The laws of the State of Delaware provide for indemnification of any person (the “Indemnitee”), under certain circumstances, against reasonable expenses, including attorneys’ fees, incurred in connection with the defense of a civil, criminal, administrative or investigative proceeding (other than an action by or in the right of AT&T) to which such person has been made, or threatened to have been made, a party by reason of the fact that he or she is or was serving as a director, officer, employee or agent of AT&T or by reason of the fact that he or she is or was serving at the request of AT&T as a director, officer, employee or agent of another corporation, partnership, joint venture, trust or other enterprise. Pursuant to the statutes, indemnity may be provided for if the Indemnitee acted in good faith (and with respect to a criminal action or proceeding, had no reason to believe his or her conduct was unlawful) and in a manner reasonably believed to be in or not opposed to the best interests of AT&T. With respect to any threatened, pending or completed action or suit by or in the right of AT&T, the statute provides that AT&T may indemnify against expenses (including attorneys’ fees) actually and reasonably incurred in connection with the defense or settlement if the Indemnitee acted in good faith and in a manner reasonably believed to be in or not opposed to the best interests of AT&T, except that no indemnification may be made if the Indemnitee shall have been adjudged to be liable to AT&T unless specific court approval is obtained. The statute further provides that the indemnification provided pursuant to it shall not be deemed exclusive of any rights to which those seeking indemnification may be entitled under any bylaw, agreement, vote of shareowners or disinterested directors or otherwise. The bylaws of AT&T provide that AT&T shall indemnify, and advance expenses to, any director, officer, employee or agent of AT&T or any person serving as a director or officer of any other entity at the request of AT&T to the fullest extent permitted by law.

= Listed entries =
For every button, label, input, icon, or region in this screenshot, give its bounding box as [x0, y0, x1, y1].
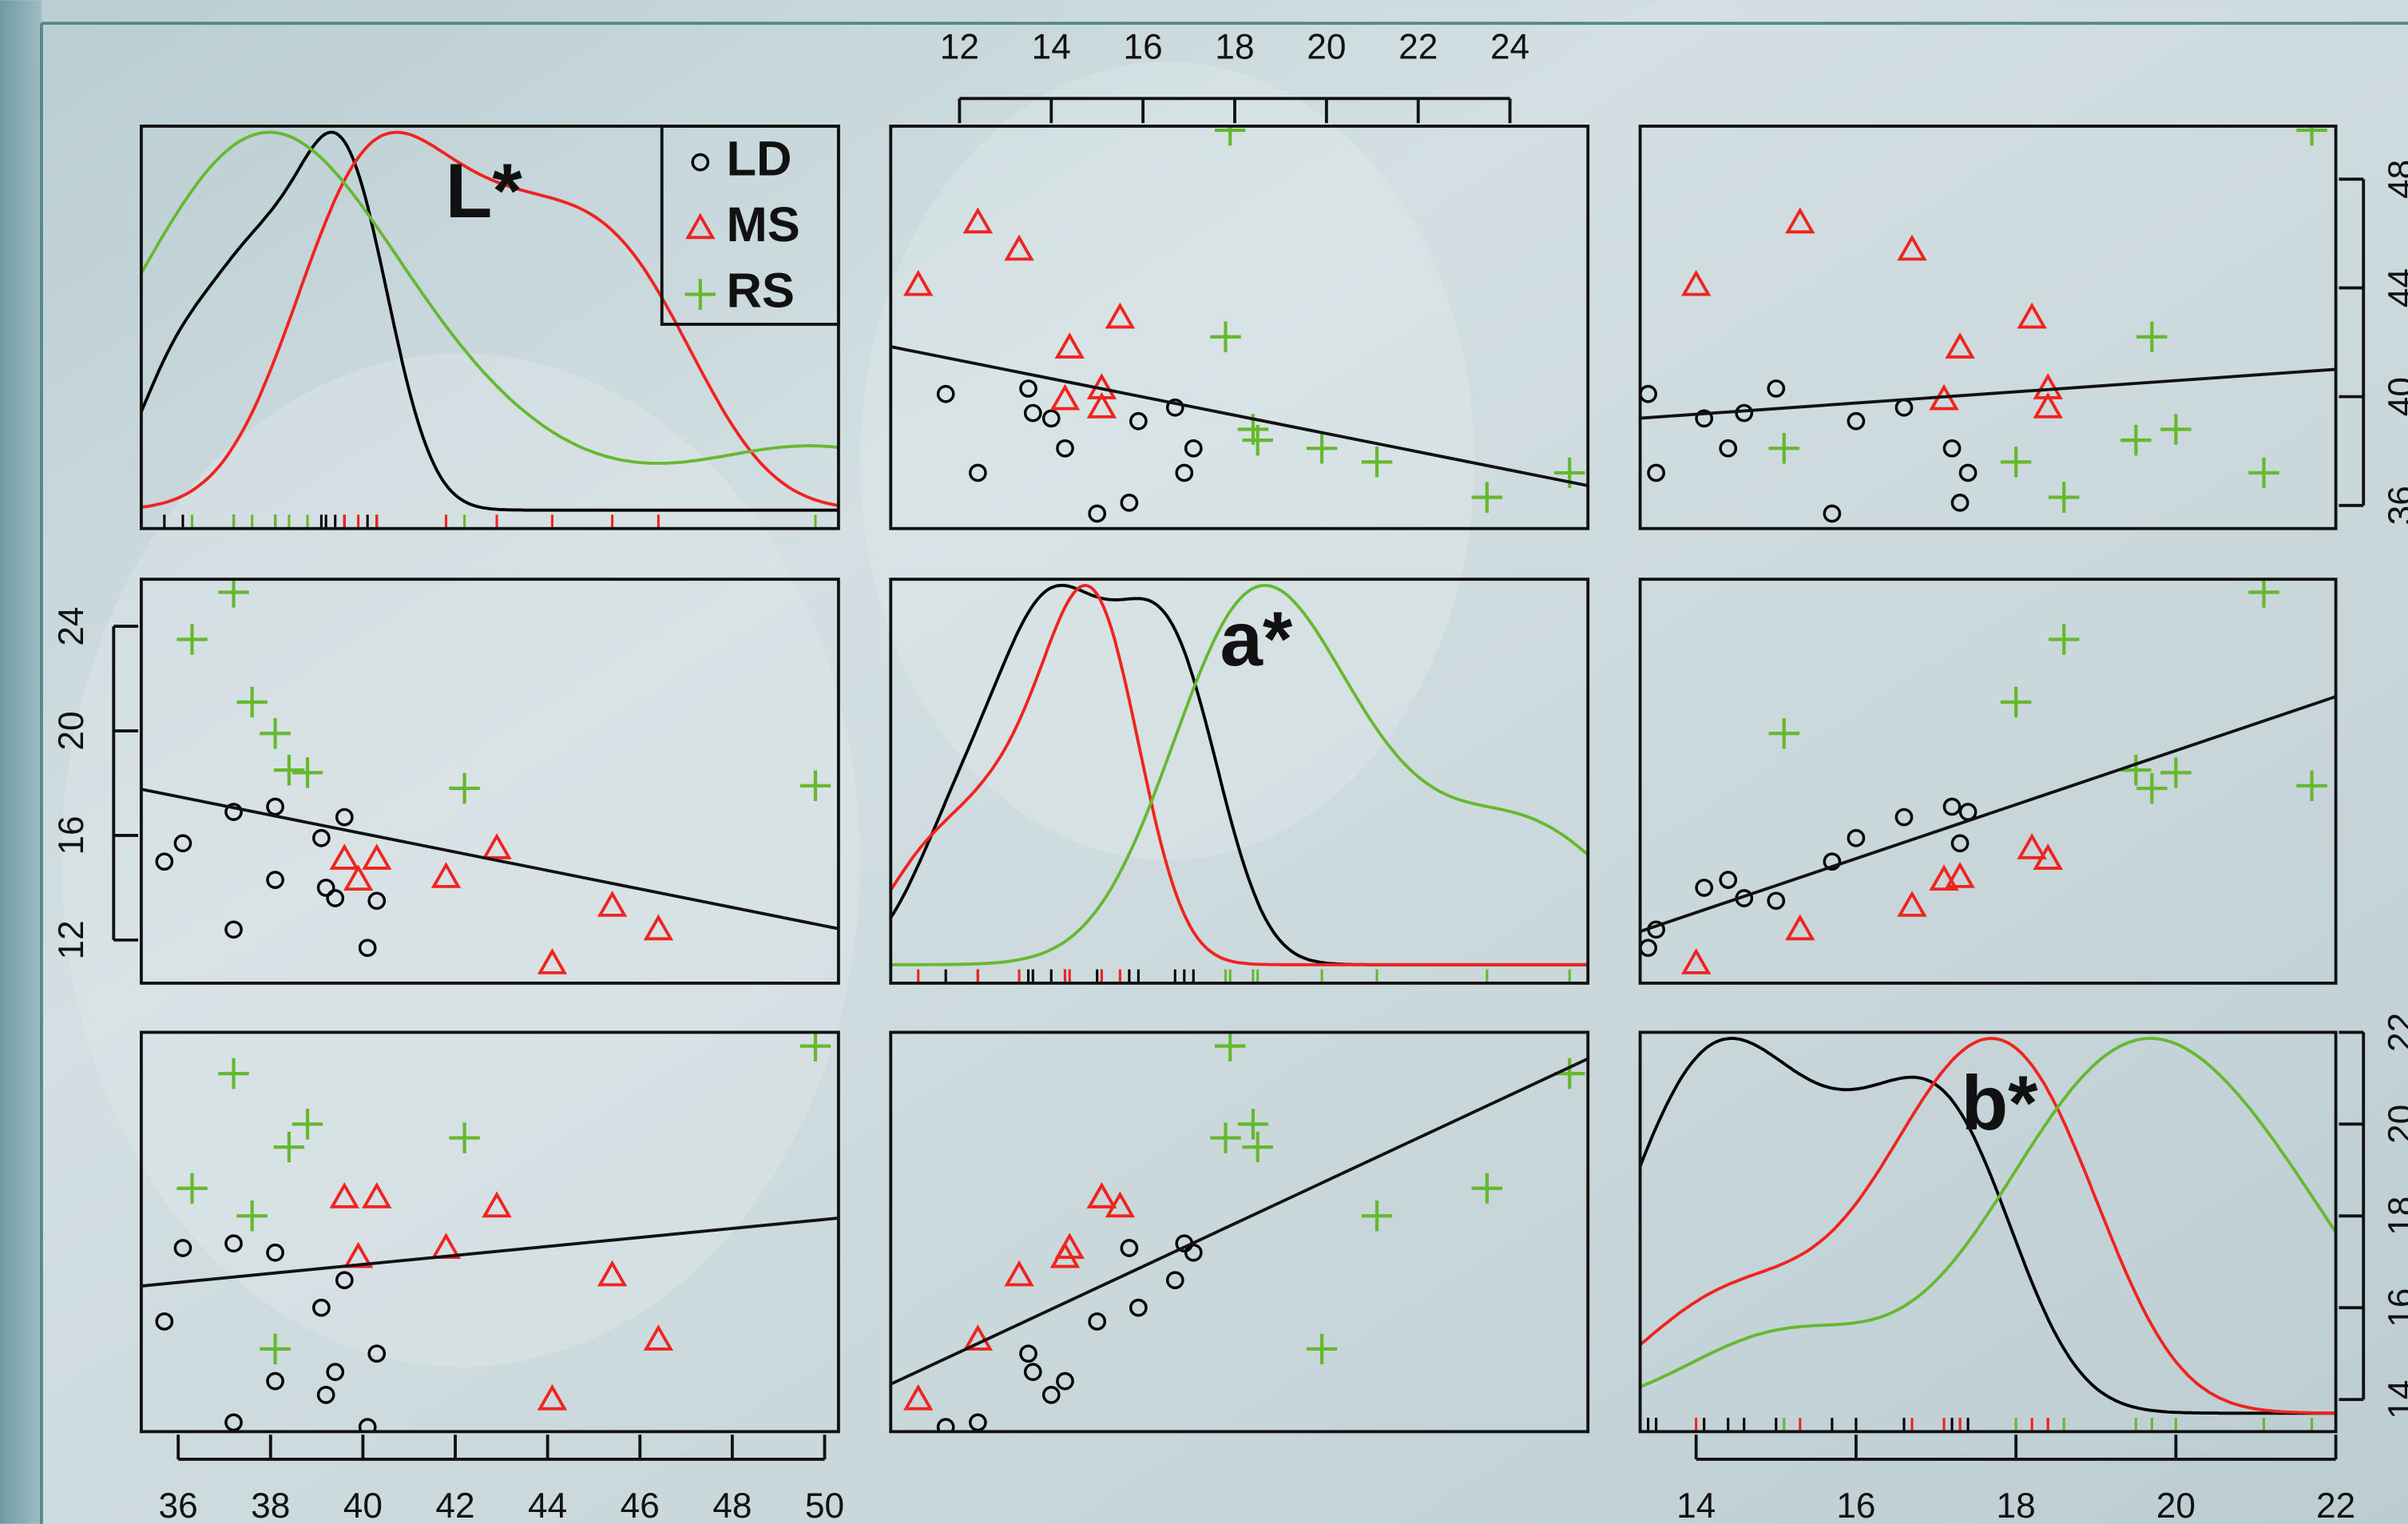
y-tick-label: 24 [52, 607, 91, 646]
x-tick-label: 42 [435, 1486, 474, 1524]
legend-label: MS [726, 197, 799, 252]
x-tick-label: 22 [2316, 1486, 2355, 1524]
y-tick-label: 18 [2382, 1197, 2408, 1236]
x-tick-label: 16 [1124, 27, 1163, 66]
y-tick-label: 22 [2382, 1013, 2408, 1052]
x-tick-label: 40 [343, 1486, 383, 1524]
x-tick-label: 50 [805, 1486, 844, 1524]
x-tick-label: 20 [2156, 1486, 2196, 1524]
x-tick-label: 14 [1676, 1486, 1716, 1524]
x-tick-label: 44 [528, 1486, 567, 1524]
legend-label: RS [726, 264, 794, 319]
variable-label: a* [1220, 597, 1292, 682]
x-tick-label: 16 [1836, 1486, 1875, 1524]
x-tick-label: 20 [1307, 27, 1346, 66]
y-tick-label: 16 [2382, 1288, 2408, 1328]
y-tick-label: 20 [2382, 1105, 2408, 1144]
y-tick-label: 20 [52, 711, 91, 750]
variable-label: L* [446, 149, 523, 234]
x-tick-label: 24 [1490, 27, 1529, 66]
y-tick-label: 12 [52, 920, 91, 959]
x-tick-label: 36 [159, 1486, 198, 1524]
chart: L* a* b* 36 38 40 42 44 46 48 50 14 16 18 20 22 12 14 16 18… [0, 0, 2408, 1524]
x-tick-label: 18 [1997, 1486, 2036, 1524]
side-strip [0, 0, 42, 1523]
y-tick-label: 48 [2382, 160, 2408, 199]
x-tick-label: 22 [1398, 27, 1438, 66]
y-tick-label: 40 [2382, 377, 2408, 416]
y-tick-label: 16 [52, 816, 91, 855]
y-tick-label: 14 [2382, 1380, 2408, 1419]
page: {"chart_data": {"type": "scatter-matrix"… [0, 0, 2408, 1524]
x-tick-label: 48 [712, 1486, 752, 1524]
x-tick-label: 38 [251, 1486, 290, 1524]
y-tick-label: 36 [2382, 486, 2408, 525]
x-tick-label: 14 [1032, 27, 1071, 66]
x-tick-label: 46 [621, 1486, 660, 1524]
legend-label: LD [726, 131, 791, 186]
x-tick-label: 18 [1215, 27, 1254, 66]
x-tick-label: 12 [940, 27, 979, 66]
y-tick-label: 44 [2382, 268, 2408, 308]
background-texture [61, 354, 860, 1367]
variable-label: b* [1961, 1061, 2038, 1146]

= Stated problem =
In the passage on Delaware indemnification law, what bars indemnification in an action brought by or in the right of AT&T?

= Response =
The Indemnitee having been adjudged liable to AT&T bars it, unless specific court approval is obtained.